## Data shown
"""

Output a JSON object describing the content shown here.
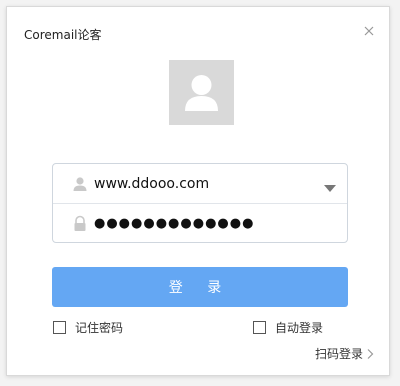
{
  "window": {
    "title": "Coremail论客"
  },
  "account": {
    "username": "www.ddooo.com",
    "password_mask": "●●●●●●●●●●●●●"
  },
  "actions": {
    "login_label": "登 录",
    "remember_password_label": "记住密码",
    "auto_login_label": "自动登录",
    "qr_login_label": "扫码登录"
  },
  "state": {
    "remember_password": false,
    "auto_login": false
  },
  "colors": {
    "accent": "#64a7f3",
    "avatar_bg": "#d9d9d9",
    "icon_gray": "#cccccc",
    "border": "#cfd6de"
  },
  "icons": {
    "close": "close-icon",
    "avatar": "user-avatar-icon",
    "user": "user-icon",
    "lock": "lock-icon",
    "dropdown": "caret-down-icon",
    "arrow": "chevron-right-icon"
  }
}
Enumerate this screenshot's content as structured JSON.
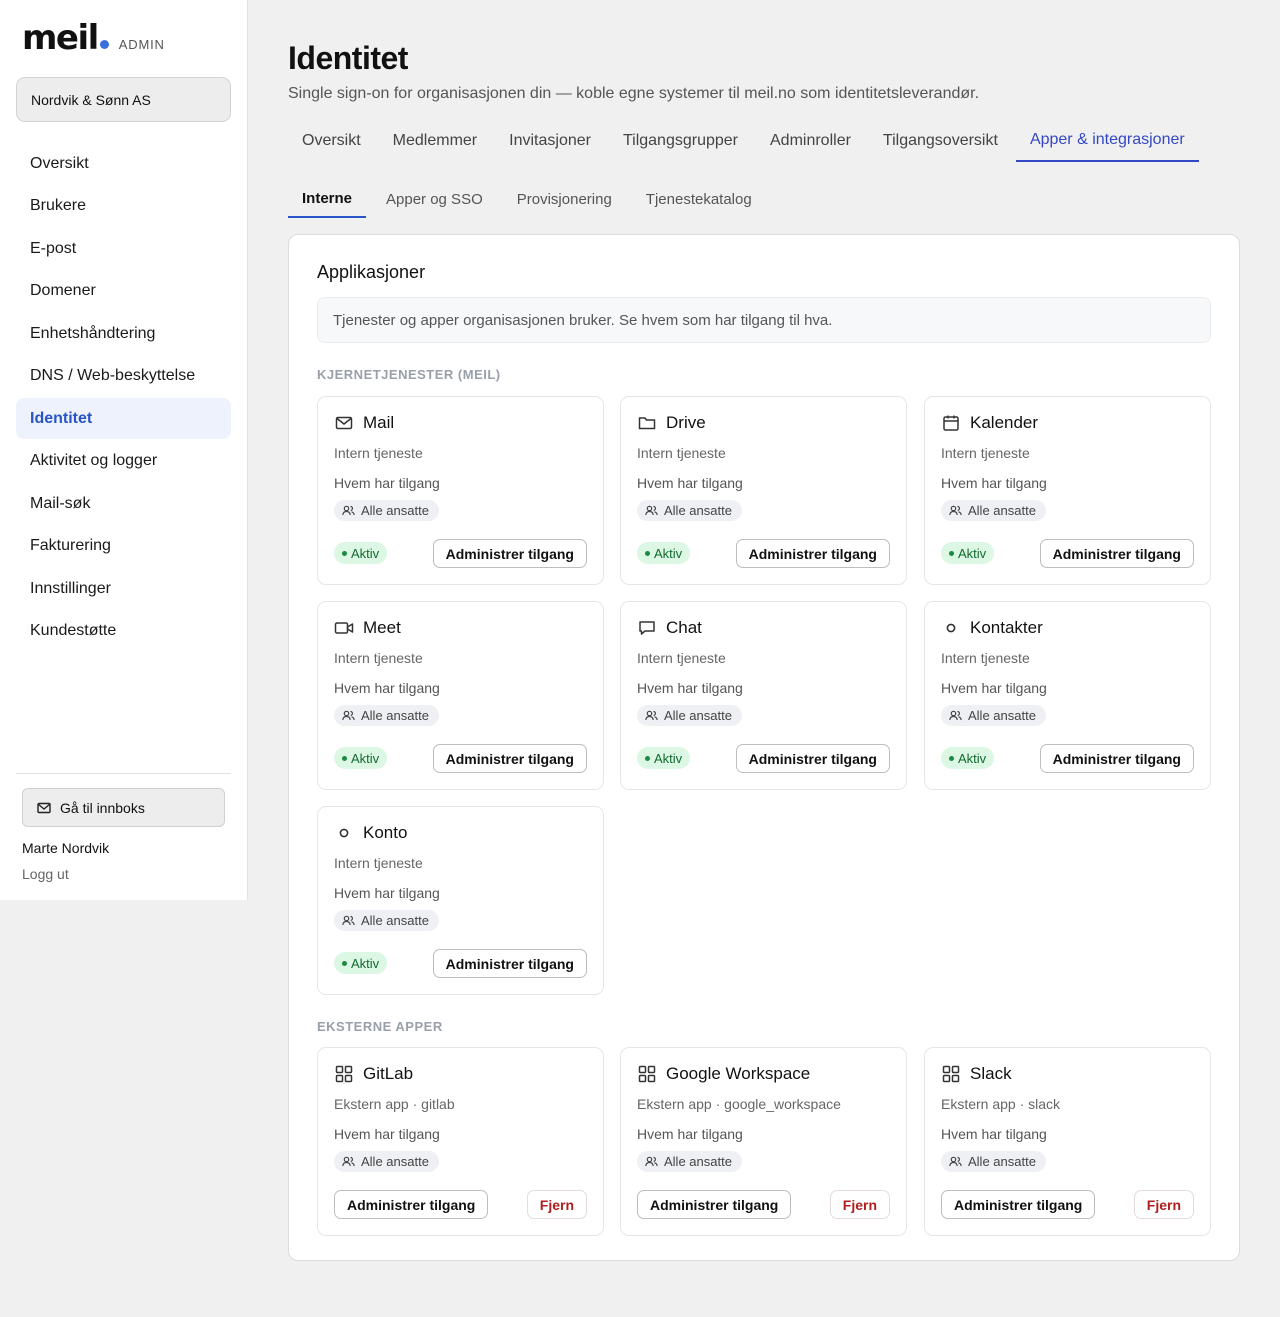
{
  "brand": {
    "logo_text": "meil",
    "admin_label": "ADMIN",
    "accent": "#3b6fe0"
  },
  "org": {
    "name": "Nordvik & Sønn AS"
  },
  "nav": {
    "items": [
      {
        "label": "Oversikt"
      },
      {
        "label": "Brukere"
      },
      {
        "label": "E-post"
      },
      {
        "label": "Domener"
      },
      {
        "label": "Enhetshåndtering"
      },
      {
        "label": "DNS / Web-beskyttelse"
      },
      {
        "label": "Identitet",
        "active": true
      },
      {
        "label": "Aktivitet og logger"
      },
      {
        "label": "Mail-søk"
      },
      {
        "label": "Fakturering"
      },
      {
        "label": "Innstillinger"
      },
      {
        "label": "Kundestøtte"
      }
    ],
    "inbox_button": "Gå til innboks",
    "user_name": "Marte Nordvik",
    "logout": "Logg ut"
  },
  "page": {
    "title": "Identitet",
    "subtitle": "Single sign-on for organisasjonen din — koble egne systemer til meil.no som identitetsleverandør."
  },
  "tabs": [
    "Oversikt",
    "Medlemmer",
    "Invitasjoner",
    "Tilgangsgrupper",
    "Adminroller",
    "Tilgangsoversikt",
    "Apper & integrasjoner"
  ],
  "active_tab": "Apper & integrasjoner",
  "subtabs": [
    "Interne",
    "Apper og SSO",
    "Provisjonering",
    "Tjenestekatalog"
  ],
  "active_subtab": "Interne",
  "panel": {
    "title": "Applikasjoner",
    "info": "Tjenester og apper organisasjonen bruker. Se hvem som har tilgang til hva.",
    "core_label": "KJERNETJENESTER (MEIL)",
    "external_label": "EKSTERNE APPER",
    "who_label": "Hvem har tilgang",
    "chip_label": "Alle ansatte",
    "status_label": "Aktiv",
    "manage_label": "Administrer tilgang",
    "remove_label": "Fjern",
    "core_apps": [
      {
        "name": "Mail",
        "sub": "Intern tjeneste",
        "icon": "mail-icon"
      },
      {
        "name": "Drive",
        "sub": "Intern tjeneste",
        "icon": "folder-icon"
      },
      {
        "name": "Kalender",
        "sub": "Intern tjeneste",
        "icon": "calendar-icon"
      },
      {
        "name": "Meet",
        "sub": "Intern tjeneste",
        "icon": "video-icon"
      },
      {
        "name": "Chat",
        "sub": "Intern tjeneste",
        "icon": "chat-icon"
      },
      {
        "name": "Kontakter",
        "sub": "Intern tjeneste",
        "icon": "circle-icon"
      },
      {
        "name": "Konto",
        "sub": "Intern tjeneste",
        "icon": "circle-icon"
      }
    ],
    "external_apps": [
      {
        "name": "GitLab",
        "sub": "Ekstern app · gitlab",
        "icon": "grid-icon"
      },
      {
        "name": "Google Workspace",
        "sub": "Ekstern app · google_workspace",
        "icon": "grid-icon"
      },
      {
        "name": "Slack",
        "sub": "Ekstern app · slack",
        "icon": "grid-icon"
      }
    ]
  }
}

"""

Write out the whole listing exactly, and drop the pictures.

## Result
Output a JSON object describing the content shown here.
{
  "window": {
    "title": "Coremail论客"
  },
  "account": {
    "username": "www.ddooo.com",
    "password_mask": "●●●●●●●●●●●●●"
  },
  "actions": {
    "login_label": "登 录",
    "remember_password_label": "记住密码",
    "auto_login_label": "自动登录",
    "qr_login_label": "扫码登录"
  },
  "state": {
    "remember_password": false,
    "auto_login": false
  },
  "colors": {
    "accent": "#64a7f3",
    "avatar_bg": "#d9d9d9",
    "icon_gray": "#cccccc",
    "border": "#cfd6de"
  },
  "icons": {
    "close": "close-icon",
    "avatar": "user-avatar-icon",
    "user": "user-icon",
    "lock": "lock-icon",
    "dropdown": "caret-down-icon",
    "arrow": "chevron-right-icon"
  }
}
Enumerate this screenshot's content as structured JSON.
{
  "brand": {
    "logo_text": "meil",
    "admin_label": "ADMIN",
    "accent": "#3b6fe0"
  },
  "org": {
    "name": "Nordvik & Sønn AS"
  },
  "nav": {
    "items": [
      {
        "label": "Oversikt"
      },
      {
        "label": "Brukere"
      },
      {
        "label": "E-post"
      },
      {
        "label": "Domener"
      },
      {
        "label": "Enhetshåndtering"
      },
      {
        "label": "DNS / Web-beskyttelse"
      },
      {
        "label": "Identitet",
        "active": true
      },
      {
        "label": "Aktivitet og logger"
      },
      {
        "label": "Mail-søk"
      },
      {
        "label": "Fakturering"
      },
      {
        "label": "Innstillinger"
      },
      {
        "label": "Kundestøtte"
      }
    ],
    "inbox_button": "Gå til innboks",
    "user_name": "Marte Nordvik",
    "logout": "Logg ut"
  },
  "page": {
    "title": "Identitet",
    "subtitle": "Single sign-on for organisasjonen din — koble egne systemer til meil.no som identitetsleverandør."
  },
  "tabs": [
    "Oversikt",
    "Medlemmer",
    "Invitasjoner",
    "Tilgangsgrupper",
    "Adminroller",
    "Tilgangsoversikt",
    "Apper & integrasjoner"
  ],
  "active_tab": "Apper & integrasjoner",
  "subtabs": [
    "Interne",
    "Apper og SSO",
    "Provisjonering",
    "Tjenestekatalog"
  ],
  "active_subtab": "Interne",
  "panel": {
    "title": "Applikasjoner",
    "info": "Tjenester og apper organisasjonen bruker. Se hvem som har tilgang til hva.",
    "core_label": "KJERNETJENESTER (MEIL)",
    "external_label": "EKSTERNE APPER",
    "who_label": "Hvem har tilgang",
    "chip_label": "Alle ansatte",
    "status_label": "Aktiv",
    "manage_label": "Administrer tilgang",
    "remove_label": "Fjern",
    "core_apps": [
      {
        "name": "Mail",
        "sub": "Intern tjeneste",
        "icon": "mail-icon"
      },
      {
        "name": "Drive",
        "sub": "Intern tjeneste",
        "icon": "folder-icon"
      },
      {
        "name": "Kalender",
        "sub": "Intern tjeneste",
        "icon": "calendar-icon"
      },
      {
        "name": "Meet",
        "sub": "Intern tjeneste",
        "icon": "video-icon"
      },
      {
        "name": "Chat",
        "sub": "Intern tjeneste",
        "icon": "chat-icon"
      },
      {
        "name": "Kontakter",
        "sub": "Intern tjeneste",
        "icon": "circle-icon"
      },
      {
        "name": "Konto",
        "sub": "Intern tjeneste",
        "icon": "circle-icon"
      }
    ],
    "external_apps": [
      {
        "name": "GitLab",
        "sub": "Ekstern app · gitlab",
        "icon": "grid-icon"
      },
      {
        "name": "Google Workspace",
        "sub": "Ekstern app · google_workspace",
        "icon": "grid-icon"
      },
      {
        "name": "Slack",
        "sub": "Ekstern app · slack",
        "icon": "grid-icon"
      }
    ]
  }
}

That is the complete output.